* Given exercise
Wherever the string "Россия" appears in the listing, copy that line.
◇ ◇ ◇ ◇
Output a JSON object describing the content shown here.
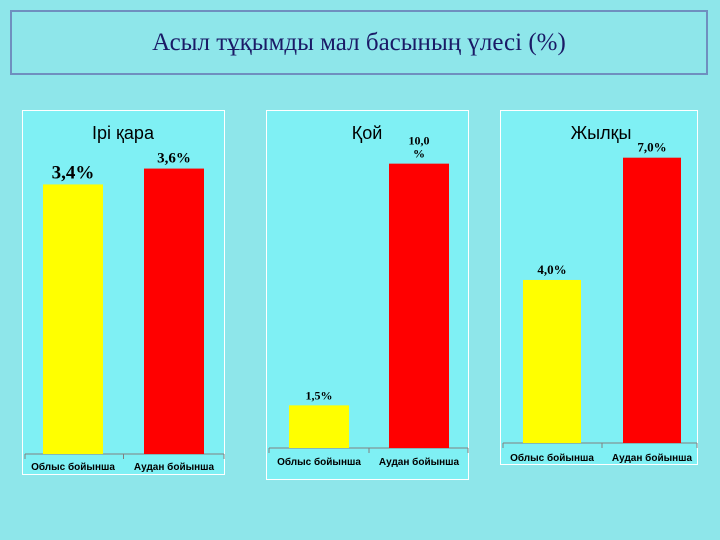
{
  "page": {
    "title": "Асыл тұқымды мал басының үлесі (%)"
  },
  "colors": {
    "background": "#8ee6ea",
    "panel": "#7ff0f4",
    "title_border": "#6f8fbf",
    "title_text": "#1a1a66",
    "oblys_bar": "#ffff00",
    "audan_bar": "#ff0000"
  },
  "chart_data": [
    {
      "type": "bar",
      "title": "Ірі қара",
      "categories": [
        "Облыс бойынша",
        "Аудан бойынша"
      ],
      "values": [
        3.4,
        3.6
      ],
      "data_labels": [
        "3,4%",
        "3,6%"
      ],
      "colors": [
        "#ffff00",
        "#ff0000"
      ],
      "ylim": [
        0,
        4.2
      ]
    },
    {
      "type": "bar",
      "title": "Қой",
      "categories": [
        "Облыс бойынша",
        "Аудан бойынша"
      ],
      "values": [
        1.5,
        10.0
      ],
      "data_labels": [
        "1,5%",
        "10,0 %"
      ],
      "colors": [
        "#ffff00",
        "#ff0000"
      ],
      "ylim": [
        0,
        11.5
      ]
    },
    {
      "type": "bar",
      "title": "Жылқы",
      "categories": [
        "Облыс бойынша",
        "Аудан бойынша"
      ],
      "values": [
        4.0,
        7.0
      ],
      "data_labels": [
        "4,0%",
        "7,0%"
      ],
      "colors": [
        "#ffff00",
        "#ff0000"
      ],
      "ylim": [
        0,
        7.9
      ]
    }
  ]
}
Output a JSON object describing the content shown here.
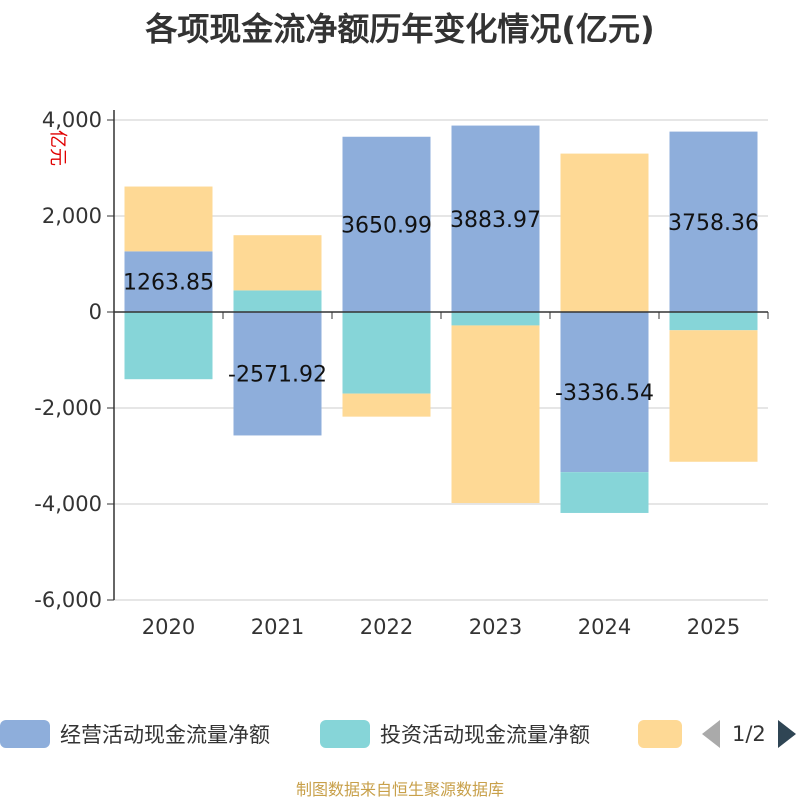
{
  "chart_data": {
    "type": "bar",
    "stacked": true,
    "title": "各项现金流净额历年变化情况(亿元)",
    "ylabel": "亿元",
    "ylim": [
      -6000,
      4000
    ],
    "yticks": [
      4000,
      2000,
      0,
      -2000,
      -4000,
      -6000
    ],
    "ytick_labels": [
      "4,000",
      "2,000",
      "0",
      "-2,000",
      "-4,000",
      "-6,000"
    ],
    "categories": [
      "2020",
      "2021",
      "2022",
      "2023",
      "2024",
      "2025"
    ],
    "series": [
      {
        "name": "经营活动现金流量净额",
        "color": "#8eaedb",
        "values": [
          1263.85,
          -2571.92,
          3650.99,
          3883.97,
          -3336.54,
          3758.36
        ]
      },
      {
        "name": "投资活动现金流量净额",
        "color": "#86d5d8",
        "values": [
          -1400,
          450,
          -1700,
          -280,
          -850,
          -380
        ]
      },
      {
        "name": "",
        "color": "#fed995",
        "values": [
          1350,
          1150,
          -480,
          -3700,
          3300,
          -2740
        ]
      }
    ],
    "data_labels": [
      "1263.85",
      "-2571.92",
      "3650.99",
      "3883.97",
      "-3336.54",
      "3758.36"
    ],
    "grid": true,
    "legend_position": "bottom"
  },
  "legend": {
    "items": [
      "经营活动现金流量净额",
      "投资活动现金流量净额",
      ""
    ],
    "page": "1/2"
  },
  "source": "制图数据来自恒生聚源数据库"
}
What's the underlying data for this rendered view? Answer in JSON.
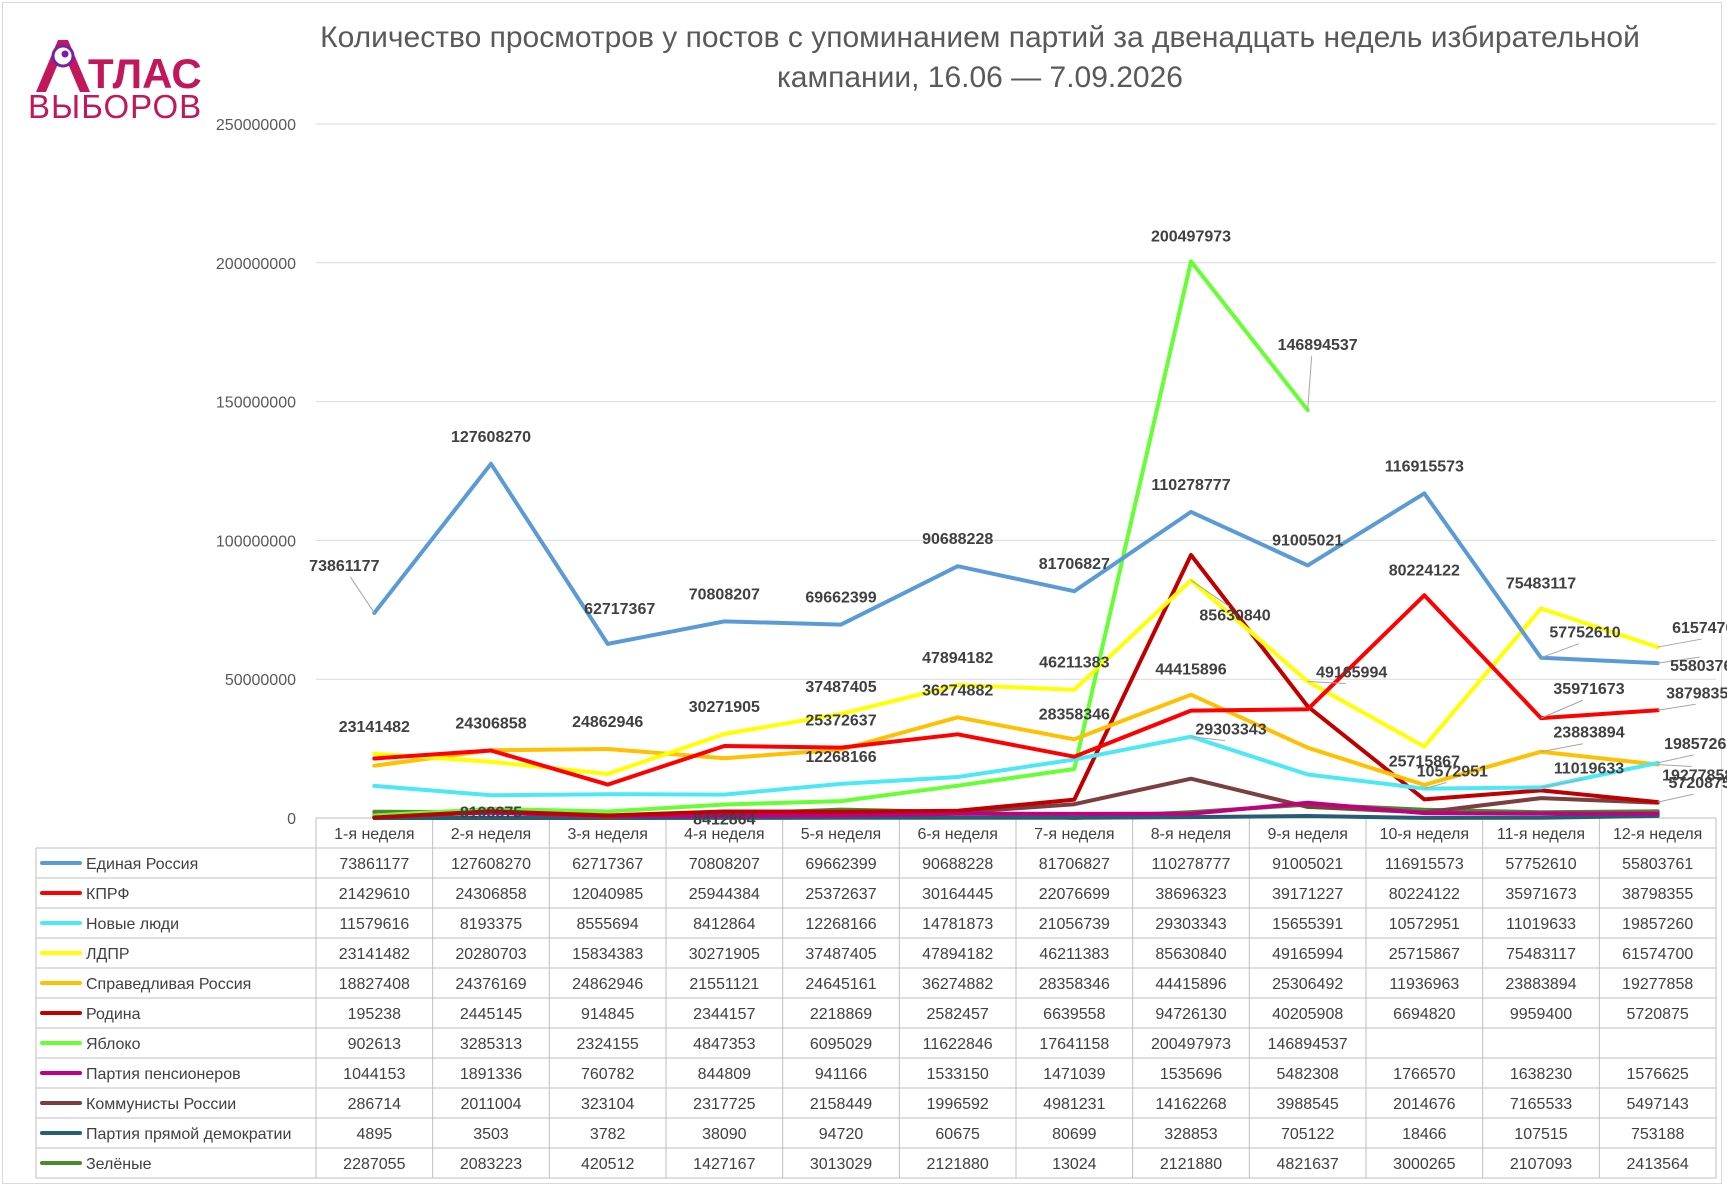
{
  "logo": {
    "line1": "ТЛАС",
    "line2": "ВЫБОРОВ",
    "colors": [
      "#c2185b",
      "#7b1fa2"
    ]
  },
  "chart_data": {
    "type": "line",
    "title": "Количество просмотров у постов с упоминанием партий за двенадцать недель избирательной кампании, 16.06 — 7.09.2026",
    "title_lines": [
      "Количество просмотров у постов с упоминанием партий за двенадцать недель избирательной",
      "кампании, 16.06 — 7.09.2026"
    ],
    "categories": [
      "1-я неделя",
      "2-я неделя",
      "3-я неделя",
      "4-я неделя",
      "5-я неделя",
      "6-я неделя",
      "7-я неделя",
      "8-я неделя",
      "9-я неделя",
      "10-я неделя",
      "11-я неделя",
      "12-я неделя"
    ],
    "ylim": [
      0,
      250000000
    ],
    "yticks": [
      0,
      50000000,
      100000000,
      150000000,
      200000000,
      250000000
    ],
    "ytick_labels": [
      "0",
      "50000000",
      "100000000",
      "150000000",
      "200000000",
      "250000000"
    ],
    "grid": true,
    "legend": "data-table",
    "series": [
      {
        "name": "Единая Россия",
        "color": "#5b9bd5",
        "values": [
          73861177,
          127608270,
          62717367,
          70808207,
          69662399,
          90688228,
          81706827,
          110278777,
          91005021,
          116915573,
          57752610,
          55803761
        ]
      },
      {
        "name": "КПРФ",
        "color": "#ff0000",
        "values": [
          21429610,
          24306858,
          12040985,
          25944384,
          25372637,
          30164445,
          22076699,
          38696323,
          39171227,
          80224122,
          35971673,
          38798355
        ]
      },
      {
        "name": "Новые люди",
        "color": "#4ce8f5",
        "values": [
          11579616,
          8193375,
          8555694,
          8412864,
          12268166,
          14781873,
          21056739,
          29303343,
          15655391,
          10572951,
          11019633,
          19857260
        ]
      },
      {
        "name": "ЛДПР",
        "color": "#ffff00",
        "values": [
          23141482,
          20280703,
          15834383,
          30271905,
          37487405,
          47894182,
          46211383,
          85630840,
          49165994,
          25715867,
          75483117,
          61574700
        ]
      },
      {
        "name": "Справедливая Россия",
        "color": "#ffc000",
        "values": [
          18827408,
          24376169,
          24862946,
          21551121,
          24645161,
          36274882,
          28358346,
          44415896,
          25306492,
          11936963,
          23883894,
          19277858
        ]
      },
      {
        "name": "Родина",
        "color": "#c00000",
        "values": [
          195238,
          2445145,
          914845,
          2344157,
          2218869,
          2582457,
          6639558,
          94726130,
          40205908,
          6694820,
          9959400,
          5720875
        ]
      },
      {
        "name": "Яблоко",
        "color": "#66ff33",
        "values": [
          902613,
          3285313,
          2324155,
          4847353,
          6095029,
          11622846,
          17641158,
          200497973,
          146894537,
          null,
          null,
          null
        ]
      },
      {
        "name": "Партия пенсионеров",
        "color": "#c00080",
        "values": [
          1044153,
          1891336,
          760782,
          844809,
          941166,
          1533150,
          1471039,
          1535696,
          5482308,
          1766570,
          1638230,
          1576625
        ]
      },
      {
        "name": "Коммунисты России",
        "color": "#7b3f3f",
        "values": [
          286714,
          2011004,
          323104,
          2317725,
          2158449,
          1996592,
          4981231,
          14162268,
          3988545,
          2014676,
          7165533,
          5497143
        ]
      },
      {
        "name": "Партия прямой демократии",
        "color": "#265d73",
        "values": [
          4895,
          3503,
          3782,
          38090,
          94720,
          60675,
          80699,
          328853,
          705122,
          18466,
          107515,
          753188
        ]
      },
      {
        "name": "Зелёные",
        "color": "#4a8a2a",
        "values": [
          2287055,
          2083223,
          420512,
          1427167,
          3013029,
          2121880,
          13024,
          2121880,
          4821637,
          3000265,
          2107093,
          2413564
        ]
      }
    ],
    "data_labels": [
      {
        "series": 0,
        "index": 0,
        "text": "73861177"
      },
      {
        "series": 0,
        "index": 1,
        "text": "127608270"
      },
      {
        "series": 0,
        "index": 2,
        "text": "62717367"
      },
      {
        "series": 0,
        "index": 3,
        "text": "70808207"
      },
      {
        "series": 0,
        "index": 4,
        "text": "69662399"
      },
      {
        "series": 0,
        "index": 5,
        "text": "90688228"
      },
      {
        "series": 0,
        "index": 6,
        "text": "81706827"
      },
      {
        "series": 0,
        "index": 7,
        "text": "110278777"
      },
      {
        "series": 0,
        "index": 8,
        "text": "91005021"
      },
      {
        "series": 0,
        "index": 9,
        "text": "116915573"
      },
      {
        "series": 0,
        "index": 10,
        "text": "57752610"
      },
      {
        "series": 0,
        "index": 11,
        "text": "55803761"
      },
      {
        "series": 6,
        "index": 7,
        "text": "200497973"
      },
      {
        "series": 6,
        "index": 8,
        "text": "146894537"
      },
      {
        "series": 1,
        "index": 9,
        "text": "80224122"
      },
      {
        "series": 3,
        "index": 10,
        "text": "75483117"
      },
      {
        "series": 3,
        "index": 11,
        "text": "61574700"
      },
      {
        "series": 3,
        "index": 7,
        "text": "85630840"
      },
      {
        "series": 3,
        "index": 8,
        "text": "49165994"
      },
      {
        "series": 3,
        "index": 0,
        "text": "23141482"
      },
      {
        "series": 1,
        "index": 1,
        "text": "24306858"
      },
      {
        "series": 4,
        "index": 2,
        "text": "24862946"
      },
      {
        "series": 3,
        "index": 3,
        "text": "30271905"
      },
      {
        "series": 3,
        "index": 4,
        "text": "37487405"
      },
      {
        "series": 3,
        "index": 5,
        "text": "47894182"
      },
      {
        "series": 3,
        "index": 6,
        "text": "46211383"
      },
      {
        "series": 4,
        "index": 7,
        "text": "44415896"
      },
      {
        "series": 3,
        "index": 9,
        "text": "25715867"
      },
      {
        "series": 1,
        "index": 10,
        "text": "35971673"
      },
      {
        "series": 1,
        "index": 11,
        "text": "38798355"
      },
      {
        "series": 1,
        "index": 4,
        "text": "25372637"
      },
      {
        "series": 4,
        "index": 5,
        "text": "36274882"
      },
      {
        "series": 4,
        "index": 6,
        "text": "28358346"
      },
      {
        "series": 4,
        "index": 10,
        "text": "23883894"
      },
      {
        "series": 2,
        "index": 11,
        "text": "19857260"
      },
      {
        "series": 2,
        "index": 1,
        "text": "8193375"
      },
      {
        "series": 2,
        "index": 3,
        "text": "8412864"
      },
      {
        "series": 2,
        "index": 4,
        "text": "12268166"
      },
      {
        "series": 2,
        "index": 7,
        "text": "29303343"
      },
      {
        "series": 2,
        "index": 9,
        "text": "10572951"
      },
      {
        "series": 2,
        "index": 10,
        "text": "11019633"
      },
      {
        "series": 4,
        "index": 11,
        "text": "19277858"
      },
      {
        "series": 5,
        "index": 11,
        "text": "5720875"
      }
    ]
  }
}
◇ ◇ ◇ ◇
* Written response
        "name": "Единая Россия",
        "name": "Справедливая Россия",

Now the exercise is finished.